§ SUPPLIED RECORDS
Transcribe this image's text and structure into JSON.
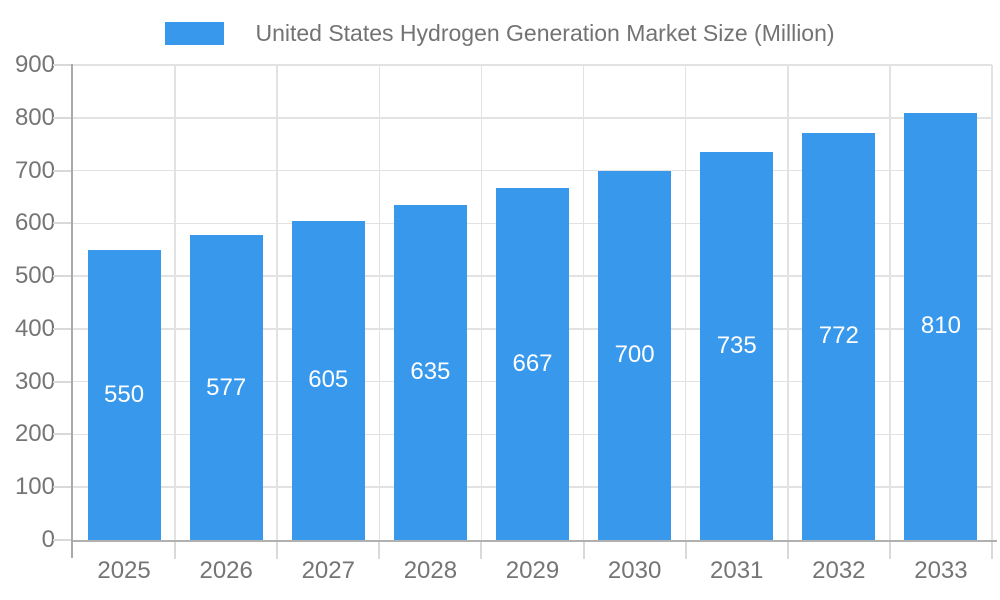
{
  "legend": {
    "label": "United States Hydrogen Generation Market Size (Million)"
  },
  "colors": {
    "bar": "#3898EC",
    "grid_line": "#e2e2e2",
    "axis_line": "#aaaaaa",
    "x_axis_line": "#b0b0b0",
    "tick_line": "#d9d9d9",
    "tick_label": "#757575",
    "legend_text": "#737373",
    "bar_label": "#ffffff",
    "background": "#ffffff"
  },
  "chart_data": {
    "type": "bar",
    "title": "United States Hydrogen Generation Market Size (Million)",
    "series_name": "United States Hydrogen Generation Market Size (Million)",
    "categories": [
      "2025",
      "2026",
      "2027",
      "2028",
      "2029",
      "2030",
      "2031",
      "2032",
      "2033"
    ],
    "values": [
      550,
      577,
      605,
      635,
      667,
      700,
      735,
      772,
      810
    ],
    "bar_value_labels": [
      "550",
      "577",
      "605",
      "635",
      "667",
      "700",
      "735",
      "772",
      "810"
    ],
    "xlabel": "",
    "ylabel": "",
    "ylim": [
      0,
      900
    ],
    "yticks": [
      0,
      100,
      200,
      300,
      400,
      500,
      600,
      700,
      800,
      900
    ],
    "grid": true,
    "legend_position": "top-center",
    "bar_labels_position": "inside-center"
  }
}
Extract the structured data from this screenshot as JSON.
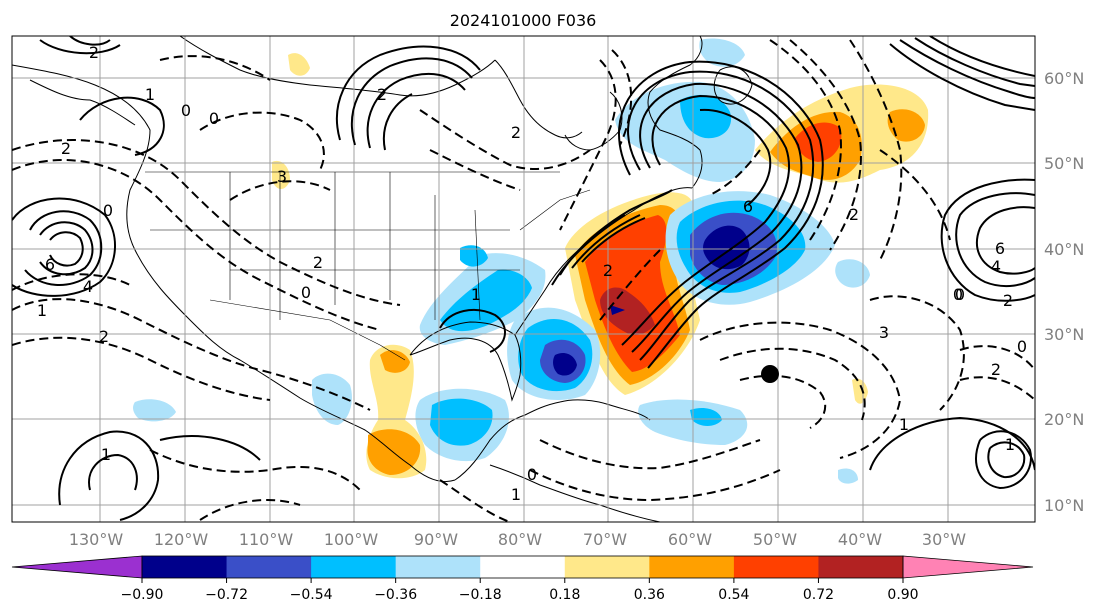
{
  "title": "2024101000 F036",
  "longitude_ticks": [
    "130°W",
    "120°W",
    "110°W",
    "100°W",
    "90°W",
    "80°W",
    "70°W",
    "60°W",
    "50°W",
    "40°W",
    "30°W"
  ],
  "latitude_ticks": [
    "60°N",
    "50°N",
    "40°N",
    "30°N",
    "20°N",
    "10°N"
  ],
  "colorbar": {
    "ticks": [
      "−0.90",
      "−0.72",
      "−0.54",
      "−0.36",
      "−0.18",
      "0.18",
      "0.36",
      "0.54",
      "0.72",
      "0.90"
    ],
    "under_color": "#9b30d0",
    "over_color": "#ff82b4",
    "bins": [
      "#00008b",
      "#3a4fc8",
      "#00bfff",
      "#aee2fa",
      "#ffffff",
      "#ffe88a",
      "#ffa000",
      "#ff4000",
      "#b22222"
    ]
  },
  "contour_labels": [
    {
      "text": "2"
    },
    {
      "text": "1"
    },
    {
      "text": "0"
    },
    {
      "text": "0"
    },
    {
      "text": "2"
    },
    {
      "text": "3"
    },
    {
      "text": "6"
    },
    {
      "text": "4"
    },
    {
      "text": "2"
    },
    {
      "text": "0"
    },
    {
      "text": "1"
    },
    {
      "text": "2"
    },
    {
      "text": "2"
    },
    {
      "text": "2"
    },
    {
      "text": "0"
    },
    {
      "text": "1"
    },
    {
      "text": "6"
    },
    {
      "text": "6"
    },
    {
      "text": "4"
    },
    {
      "text": "2"
    },
    {
      "text": "0"
    },
    {
      "text": "0"
    },
    {
      "text": "2"
    },
    {
      "text": "1"
    },
    {
      "text": "0"
    },
    {
      "text": "1"
    },
    {
      "text": "1"
    },
    {
      "text": "2"
    },
    {
      "text": "3"
    },
    {
      "text": "0"
    },
    {
      "text": "2"
    },
    {
      "text": "1"
    }
  ]
}
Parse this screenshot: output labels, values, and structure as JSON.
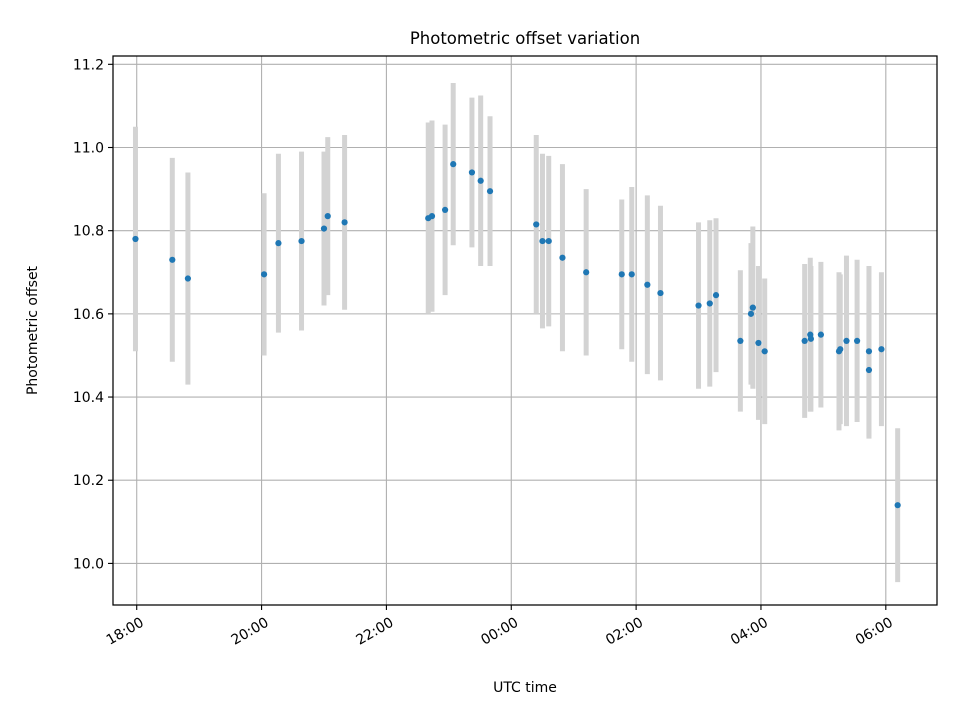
{
  "chart_data": {
    "type": "scatter",
    "title": "Photometric offset variation",
    "xlabel": "UTC time",
    "ylabel": "Photometric offset",
    "x_unit": "UTC clock time (hours; values past midnight exceed 24)",
    "xlim": [
      17.62,
      30.82
    ],
    "ylim": [
      9.9,
      11.22
    ],
    "x_ticks": [
      {
        "value": 18,
        "label": "18:00"
      },
      {
        "value": 20,
        "label": "20:00"
      },
      {
        "value": 22,
        "label": "22:00"
      },
      {
        "value": 24,
        "label": "00:00"
      },
      {
        "value": 26,
        "label": "02:00"
      },
      {
        "value": 28,
        "label": "04:00"
      },
      {
        "value": 30,
        "label": "06:00"
      }
    ],
    "y_ticks": [
      10.0,
      10.2,
      10.4,
      10.6,
      10.8,
      11.0,
      11.2
    ],
    "grid": true,
    "colors": {
      "points": "#1f77b4",
      "error_bars": "#d3d3d3",
      "grid": "#b0b0b0"
    },
    "series": [
      {
        "x": [
          17.98,
          18.57,
          18.82,
          20.04,
          20.27,
          20.64,
          21.0,
          21.06,
          21.33,
          22.67,
          22.73,
          22.94,
          23.07,
          23.37,
          23.51,
          23.66,
          24.4,
          24.5,
          24.6,
          24.82,
          25.2,
          25.77,
          25.93,
          26.18,
          26.39,
          27.0,
          27.18,
          27.28,
          27.67,
          27.84,
          27.87,
          27.96,
          28.06,
          28.7,
          28.79,
          28.8,
          28.96,
          29.25,
          29.27,
          29.37,
          29.54,
          29.73,
          29.73,
          29.93,
          30.19
        ],
        "y": [
          10.78,
          10.73,
          10.685,
          10.695,
          10.77,
          10.775,
          10.805,
          10.835,
          10.82,
          10.83,
          10.835,
          10.85,
          10.96,
          10.94,
          10.92,
          10.895,
          10.815,
          10.775,
          10.775,
          10.735,
          10.7,
          10.695,
          10.695,
          10.67,
          10.65,
          10.62,
          10.625,
          10.645,
          10.535,
          10.6,
          10.615,
          10.53,
          10.51,
          10.535,
          10.55,
          10.54,
          10.55,
          10.51,
          10.515,
          10.535,
          10.535,
          10.465,
          10.51,
          10.515,
          10.14
        ],
        "yerr": [
          0.27,
          0.245,
          0.255,
          0.195,
          0.215,
          0.215,
          0.185,
          0.19,
          0.21,
          0.23,
          0.23,
          0.205,
          0.195,
          0.18,
          0.205,
          0.18,
          0.215,
          0.21,
          0.205,
          0.225,
          0.2,
          0.18,
          0.21,
          0.215,
          0.21,
          0.2,
          0.2,
          0.185,
          0.17,
          0.17,
          0.195,
          0.185,
          0.175,
          0.185,
          0.185,
          0.175,
          0.175,
          0.19,
          0.18,
          0.205,
          0.195,
          0.165,
          0.205,
          0.185,
          0.185
        ]
      }
    ]
  }
}
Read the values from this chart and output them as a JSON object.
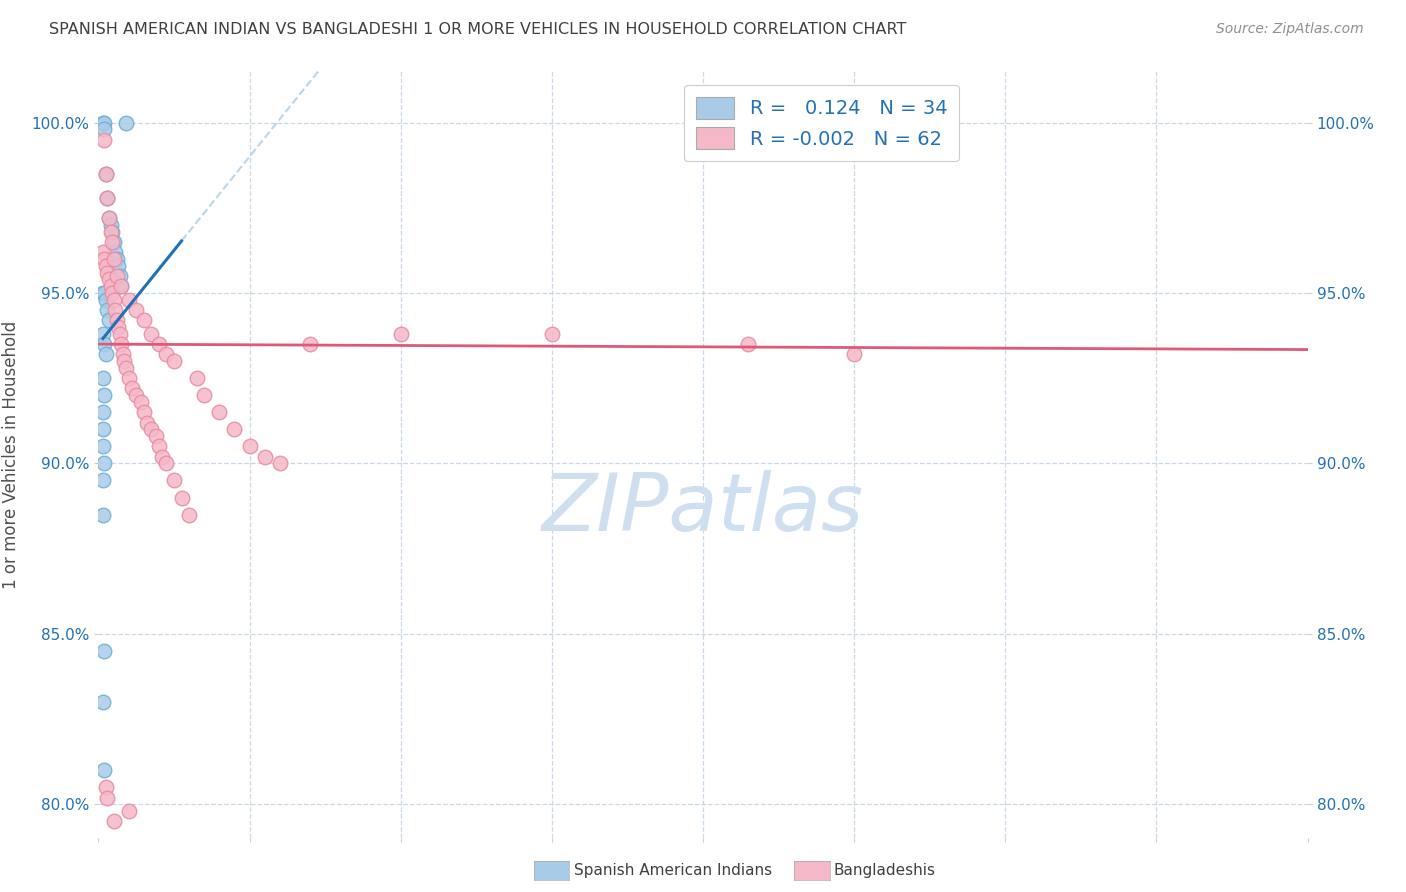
{
  "title": "SPANISH AMERICAN INDIAN VS BANGLADESHI 1 OR MORE VEHICLES IN HOUSEHOLD CORRELATION CHART",
  "source": "Source: ZipAtlas.com",
  "ylabel": "1 or more Vehicles in Household",
  "legend_label1": "Spanish American Indians",
  "legend_label2": "Bangladeshis",
  "R1": 0.124,
  "N1": 34,
  "R2": -0.002,
  "N2": 62,
  "xlim": [
    0.0,
    80.0
  ],
  "ylim": [
    79.0,
    101.5
  ],
  "blue_color": "#a8cce8",
  "pink_color": "#f5b8c8",
  "blue_edge_color": "#6aaed6",
  "pink_edge_color": "#e88aa0",
  "blue_line_color": "#2171b5",
  "pink_line_color": "#e05878",
  "blue_dash_color": "#a8cce8",
  "grid_color": "#c8d8e8",
  "watermark_color": "#d0dff0",
  "title_color": "#404040",
  "source_color": "#909090",
  "blue_scatter_x": [
    0.3,
    1.8,
    0.4,
    0.4,
    0.5,
    0.6,
    0.7,
    0.8,
    0.9,
    1.0,
    1.1,
    1.2,
    1.3,
    1.4,
    1.5,
    0.3,
    0.4,
    0.5,
    0.6,
    0.7,
    0.3,
    0.4,
    0.5,
    0.3,
    0.4,
    0.3,
    0.3,
    0.3,
    0.4,
    0.3,
    0.3,
    0.4,
    0.3,
    0.4
  ],
  "blue_scatter_y": [
    100.0,
    100.0,
    100.0,
    99.8,
    98.5,
    97.8,
    97.2,
    97.0,
    96.8,
    96.5,
    96.2,
    96.0,
    95.8,
    95.5,
    95.2,
    95.0,
    95.0,
    94.8,
    94.5,
    94.2,
    93.8,
    93.5,
    93.2,
    92.5,
    92.0,
    91.5,
    91.0,
    90.5,
    90.0,
    89.5,
    88.5,
    84.5,
    83.0,
    81.0
  ],
  "pink_scatter_x": [
    0.3,
    0.4,
    0.5,
    0.6,
    0.7,
    0.8,
    0.9,
    1.0,
    1.1,
    1.2,
    1.3,
    1.4,
    1.5,
    1.6,
    1.7,
    1.8,
    2.0,
    2.2,
    2.5,
    2.8,
    3.0,
    3.2,
    3.5,
    3.8,
    4.0,
    4.2,
    4.5,
    5.0,
    5.5,
    6.0,
    0.4,
    0.5,
    0.6,
    0.7,
    0.8,
    0.9,
    1.0,
    1.2,
    1.5,
    2.0,
    2.5,
    3.0,
    3.5,
    4.0,
    4.5,
    5.0,
    6.5,
    7.0,
    8.0,
    9.0,
    10.0,
    11.0,
    12.0,
    14.0,
    20.0,
    30.0,
    43.0,
    50.0,
    0.5,
    0.6,
    1.0,
    2.0
  ],
  "pink_scatter_y": [
    96.2,
    96.0,
    95.8,
    95.6,
    95.4,
    95.2,
    95.0,
    94.8,
    94.5,
    94.2,
    94.0,
    93.8,
    93.5,
    93.2,
    93.0,
    92.8,
    92.5,
    92.2,
    92.0,
    91.8,
    91.5,
    91.2,
    91.0,
    90.8,
    90.5,
    90.2,
    90.0,
    89.5,
    89.0,
    88.5,
    99.5,
    98.5,
    97.8,
    97.2,
    96.8,
    96.5,
    96.0,
    95.5,
    95.2,
    94.8,
    94.5,
    94.2,
    93.8,
    93.5,
    93.2,
    93.0,
    92.5,
    92.0,
    91.5,
    91.0,
    90.5,
    90.2,
    90.0,
    93.5,
    93.8,
    93.8,
    93.5,
    93.2,
    80.5,
    80.2,
    79.5,
    79.8
  ],
  "x_tick_positions": [
    0,
    10,
    20,
    30,
    40,
    50,
    60,
    70,
    80
  ],
  "y_tick_positions": [
    80,
    85,
    90,
    95,
    100
  ]
}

§ WORK TO DO
From the entries above, copy every line where the word "Size" shows up.

§ ANSWER FOR THIS EXERCISE
    "label": "United States Hydrogen Generation Market Size (Million)"
    "title": "United States Hydrogen Generation Market Size (Million)",
    "series_name": "United States Hydrogen Generation Market Size (Million)",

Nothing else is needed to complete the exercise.